## begin

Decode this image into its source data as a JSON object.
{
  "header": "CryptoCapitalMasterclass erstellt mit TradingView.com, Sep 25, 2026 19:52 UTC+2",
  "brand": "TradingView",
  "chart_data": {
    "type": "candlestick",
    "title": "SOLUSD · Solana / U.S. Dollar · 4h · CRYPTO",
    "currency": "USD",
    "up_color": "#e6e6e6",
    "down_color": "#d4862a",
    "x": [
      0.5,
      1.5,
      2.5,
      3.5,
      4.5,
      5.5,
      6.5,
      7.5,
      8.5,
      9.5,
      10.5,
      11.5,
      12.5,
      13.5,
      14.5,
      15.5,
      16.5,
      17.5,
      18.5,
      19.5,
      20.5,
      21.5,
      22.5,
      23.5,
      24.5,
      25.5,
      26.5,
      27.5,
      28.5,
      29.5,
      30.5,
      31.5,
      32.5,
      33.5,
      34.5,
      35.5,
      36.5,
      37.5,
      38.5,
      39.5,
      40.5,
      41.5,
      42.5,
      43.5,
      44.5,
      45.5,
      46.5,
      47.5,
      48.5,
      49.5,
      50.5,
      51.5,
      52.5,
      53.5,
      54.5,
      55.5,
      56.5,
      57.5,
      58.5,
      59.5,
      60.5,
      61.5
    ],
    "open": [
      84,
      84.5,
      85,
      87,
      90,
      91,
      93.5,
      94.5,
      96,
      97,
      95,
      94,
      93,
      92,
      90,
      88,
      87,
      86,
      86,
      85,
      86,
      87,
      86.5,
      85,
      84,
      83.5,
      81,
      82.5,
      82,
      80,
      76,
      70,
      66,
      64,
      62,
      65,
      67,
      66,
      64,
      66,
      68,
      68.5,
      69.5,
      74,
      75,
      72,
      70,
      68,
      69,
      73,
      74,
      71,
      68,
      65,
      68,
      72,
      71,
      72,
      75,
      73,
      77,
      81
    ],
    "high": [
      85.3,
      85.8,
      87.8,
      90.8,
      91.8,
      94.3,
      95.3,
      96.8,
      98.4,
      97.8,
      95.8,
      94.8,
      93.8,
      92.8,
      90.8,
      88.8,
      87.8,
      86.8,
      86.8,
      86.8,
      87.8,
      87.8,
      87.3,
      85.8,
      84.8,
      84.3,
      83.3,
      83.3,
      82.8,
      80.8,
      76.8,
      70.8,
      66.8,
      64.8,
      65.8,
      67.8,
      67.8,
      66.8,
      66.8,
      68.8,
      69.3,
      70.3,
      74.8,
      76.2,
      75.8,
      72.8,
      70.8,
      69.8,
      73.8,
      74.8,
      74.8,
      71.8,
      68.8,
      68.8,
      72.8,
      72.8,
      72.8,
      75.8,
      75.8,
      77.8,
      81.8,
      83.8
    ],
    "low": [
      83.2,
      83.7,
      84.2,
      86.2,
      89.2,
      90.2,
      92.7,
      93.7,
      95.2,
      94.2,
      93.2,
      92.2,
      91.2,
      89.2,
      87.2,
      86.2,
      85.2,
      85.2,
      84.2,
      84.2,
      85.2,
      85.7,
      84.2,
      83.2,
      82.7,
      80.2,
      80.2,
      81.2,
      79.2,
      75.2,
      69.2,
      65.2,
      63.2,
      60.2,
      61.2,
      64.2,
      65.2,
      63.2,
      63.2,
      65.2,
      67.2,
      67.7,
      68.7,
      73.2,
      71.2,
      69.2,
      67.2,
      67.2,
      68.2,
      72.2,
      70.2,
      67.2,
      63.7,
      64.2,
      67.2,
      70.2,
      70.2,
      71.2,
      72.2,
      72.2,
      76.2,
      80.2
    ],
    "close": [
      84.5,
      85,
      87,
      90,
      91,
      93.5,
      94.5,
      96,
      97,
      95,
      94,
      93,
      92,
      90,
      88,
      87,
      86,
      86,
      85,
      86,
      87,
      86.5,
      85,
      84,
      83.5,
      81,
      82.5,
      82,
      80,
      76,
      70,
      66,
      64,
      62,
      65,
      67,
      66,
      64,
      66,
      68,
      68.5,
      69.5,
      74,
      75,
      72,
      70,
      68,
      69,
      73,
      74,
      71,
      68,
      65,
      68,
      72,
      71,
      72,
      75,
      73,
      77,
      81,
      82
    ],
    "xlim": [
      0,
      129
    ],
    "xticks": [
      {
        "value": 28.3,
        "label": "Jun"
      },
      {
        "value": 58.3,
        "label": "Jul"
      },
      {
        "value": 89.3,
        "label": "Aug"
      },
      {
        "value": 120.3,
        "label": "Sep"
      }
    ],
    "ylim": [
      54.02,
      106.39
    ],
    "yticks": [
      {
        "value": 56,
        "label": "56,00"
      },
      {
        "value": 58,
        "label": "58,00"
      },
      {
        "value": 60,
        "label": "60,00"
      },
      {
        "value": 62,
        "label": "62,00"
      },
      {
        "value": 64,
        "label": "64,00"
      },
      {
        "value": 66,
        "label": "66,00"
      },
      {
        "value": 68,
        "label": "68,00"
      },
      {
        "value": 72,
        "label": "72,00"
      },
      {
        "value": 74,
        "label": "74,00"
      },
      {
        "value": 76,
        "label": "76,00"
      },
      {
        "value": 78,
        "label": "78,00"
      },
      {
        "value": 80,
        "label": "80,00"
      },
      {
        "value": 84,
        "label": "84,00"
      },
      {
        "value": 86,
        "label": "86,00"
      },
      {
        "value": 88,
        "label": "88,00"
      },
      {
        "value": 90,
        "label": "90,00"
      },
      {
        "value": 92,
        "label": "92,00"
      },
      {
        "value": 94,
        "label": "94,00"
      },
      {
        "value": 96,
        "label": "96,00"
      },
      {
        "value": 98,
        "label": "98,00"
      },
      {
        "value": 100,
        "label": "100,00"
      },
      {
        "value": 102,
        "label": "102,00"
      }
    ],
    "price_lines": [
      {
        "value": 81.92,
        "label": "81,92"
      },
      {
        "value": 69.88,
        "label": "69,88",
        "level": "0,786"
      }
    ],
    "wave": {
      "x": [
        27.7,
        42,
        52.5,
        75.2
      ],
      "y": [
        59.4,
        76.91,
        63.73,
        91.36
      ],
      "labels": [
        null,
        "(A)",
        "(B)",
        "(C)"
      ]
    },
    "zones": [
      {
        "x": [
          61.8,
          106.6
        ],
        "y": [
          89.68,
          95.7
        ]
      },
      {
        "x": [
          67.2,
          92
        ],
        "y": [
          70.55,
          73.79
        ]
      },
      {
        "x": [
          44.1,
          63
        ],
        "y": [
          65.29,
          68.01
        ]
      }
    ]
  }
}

## end

__What is being asked__:
The records above should all be quoted exactly, please.

__Output for this task__:
Decode this image into its source data as a JSON object.
{
  "header": "CryptoCapitalMasterclass erstellt mit TradingView.com, Sep 25, 2026 19:52 UTC+2",
  "brand": "TradingView",
  "chart_data": {
    "type": "candlestick",
    "title": "SOLUSD · Solana / U.S. Dollar · 4h · CRYPTO",
    "currency": "USD",
    "up_color": "#e6e6e6",
    "down_color": "#d4862a",
    "x": [
      0.5,
      1.5,
      2.5,
      3.5,
      4.5,
      5.5,
      6.5,
      7.5,
      8.5,
      9.5,
      10.5,
      11.5,
      12.5,
      13.5,
      14.5,
      15.5,
      16.5,
      17.5,
      18.5,
      19.5,
      20.5,
      21.5,
      22.5,
      23.5,
      24.5,
      25.5,
      26.5,
      27.5,
      28.5,
      29.5,
      30.5,
      31.5,
      32.5,
      33.5,
      34.5,
      35.5,
      36.5,
      37.5,
      38.5,
      39.5,
      40.5,
      41.5,
      42.5,
      43.5,
      44.5,
      45.5,
      46.5,
      47.5,
      48.5,
      49.5,
      50.5,
      51.5,
      52.5,
      53.5,
      54.5,
      55.5,
      56.5,
      57.5,
      58.5,
      59.5,
      60.5,
      61.5
    ],
    "open": [
      84,
      84.5,
      85,
      87,
      90,
      91,
      93.5,
      94.5,
      96,
      97,
      95,
      94,
      93,
      92,
      90,
      88,
      87,
      86,
      86,
      85,
      86,
      87,
      86.5,
      85,
      84,
      83.5,
      81,
      82.5,
      82,
      80,
      76,
      70,
      66,
      64,
      62,
      65,
      67,
      66,
      64,
      66,
      68,
      68.5,
      69.5,
      74,
      75,
      72,
      70,
      68,
      69,
      73,
      74,
      71,
      68,
      65,
      68,
      72,
      71,
      72,
      75,
      73,
      77,
      81
    ],
    "high": [
      85.3,
      85.8,
      87.8,
      90.8,
      91.8,
      94.3,
      95.3,
      96.8,
      98.4,
      97.8,
      95.8,
      94.8,
      93.8,
      92.8,
      90.8,
      88.8,
      87.8,
      86.8,
      86.8,
      86.8,
      87.8,
      87.8,
      87.3,
      85.8,
      84.8,
      84.3,
      83.3,
      83.3,
      82.8,
      80.8,
      76.8,
      70.8,
      66.8,
      64.8,
      65.8,
      67.8,
      67.8,
      66.8,
      66.8,
      68.8,
      69.3,
      70.3,
      74.8,
      76.2,
      75.8,
      72.8,
      70.8,
      69.8,
      73.8,
      74.8,
      74.8,
      71.8,
      68.8,
      68.8,
      72.8,
      72.8,
      72.8,
      75.8,
      75.8,
      77.8,
      81.8,
      83.8
    ],
    "low": [
      83.2,
      83.7,
      84.2,
      86.2,
      89.2,
      90.2,
      92.7,
      93.7,
      95.2,
      94.2,
      93.2,
      92.2,
      91.2,
      89.2,
      87.2,
      86.2,
      85.2,
      85.2,
      84.2,
      84.2,
      85.2,
      85.7,
      84.2,
      83.2,
      82.7,
      80.2,
      80.2,
      81.2,
      79.2,
      75.2,
      69.2,
      65.2,
      63.2,
      60.2,
      61.2,
      64.2,
      65.2,
      63.2,
      63.2,
      65.2,
      67.2,
      67.7,
      68.7,
      73.2,
      71.2,
      69.2,
      67.2,
      67.2,
      68.2,
      72.2,
      70.2,
      67.2,
      63.7,
      64.2,
      67.2,
      70.2,
      70.2,
      71.2,
      72.2,
      72.2,
      76.2,
      80.2
    ],
    "close": [
      84.5,
      85,
      87,
      90,
      91,
      93.5,
      94.5,
      96,
      97,
      95,
      94,
      93,
      92,
      90,
      88,
      87,
      86,
      86,
      85,
      86,
      87,
      86.5,
      85,
      84,
      83.5,
      81,
      82.5,
      82,
      80,
      76,
      70,
      66,
      64,
      62,
      65,
      67,
      66,
      64,
      66,
      68,
      68.5,
      69.5,
      74,
      75,
      72,
      70,
      68,
      69,
      73,
      74,
      71,
      68,
      65,
      68,
      72,
      71,
      72,
      75,
      73,
      77,
      81,
      82
    ],
    "xlim": [
      0,
      129
    ],
    "xticks": [
      {
        "value": 28.3,
        "label": "Jun"
      },
      {
        "value": 58.3,
        "label": "Jul"
      },
      {
        "value": 89.3,
        "label": "Aug"
      },
      {
        "value": 120.3,
        "label": "Sep"
      }
    ],
    "ylim": [
      54.02,
      106.39
    ],
    "yticks": [
      {
        "value": 56,
        "label": "56,00"
      },
      {
        "value": 58,
        "label": "58,00"
      },
      {
        "value": 60,
        "label": "60,00"
      },
      {
        "value": 62,
        "label": "62,00"
      },
      {
        "value": 64,
        "label": "64,00"
      },
      {
        "value": 66,
        "label": "66,00"
      },
      {
        "value": 68,
        "label": "68,00"
      },
      {
        "value": 72,
        "label": "72,00"
      },
      {
        "value": 74,
        "label": "74,00"
      },
      {
        "value": 76,
        "label": "76,00"
      },
      {
        "value": 78,
        "label": "78,00"
      },
      {
        "value": 80,
        "label": "80,00"
      },
      {
        "value": 84,
        "label": "84,00"
      },
      {
        "value": 86,
        "label": "86,00"
      },
      {
        "value": 88,
        "label": "88,00"
      },
      {
        "value": 90,
        "label": "90,00"
      },
      {
        "value": 92,
        "label": "92,00"
      },
      {
        "value": 94,
        "label": "94,00"
      },
      {
        "value": 96,
        "label": "96,00"
      },
      {
        "value": 98,
        "label": "98,00"
      },
      {
        "value": 100,
        "label": "100,00"
      },
      {
        "value": 102,
        "label": "102,00"
      }
    ],
    "price_lines": [
      {
        "value": 81.92,
        "label": "81,92"
      },
      {
        "value": 69.88,
        "label": "69,88",
        "level": "0,786"
      }
    ],
    "wave": {
      "x": [
        27.7,
        42,
        52.5,
        75.2
      ],
      "y": [
        59.4,
        76.91,
        63.73,
        91.36
      ],
      "labels": [
        null,
        "(A)",
        "(B)",
        "(C)"
      ]
    },
    "zones": [
      {
        "x": [
          61.8,
          106.6
        ],
        "y": [
          89.68,
          95.7
        ]
      },
      {
        "x": [
          67.2,
          92
        ],
        "y": [
          70.55,
          73.79
        ]
      },
      {
        "x": [
          44.1,
          63
        ],
        "y": [
          65.29,
          68.01
        ]
      }
    ]
  }
}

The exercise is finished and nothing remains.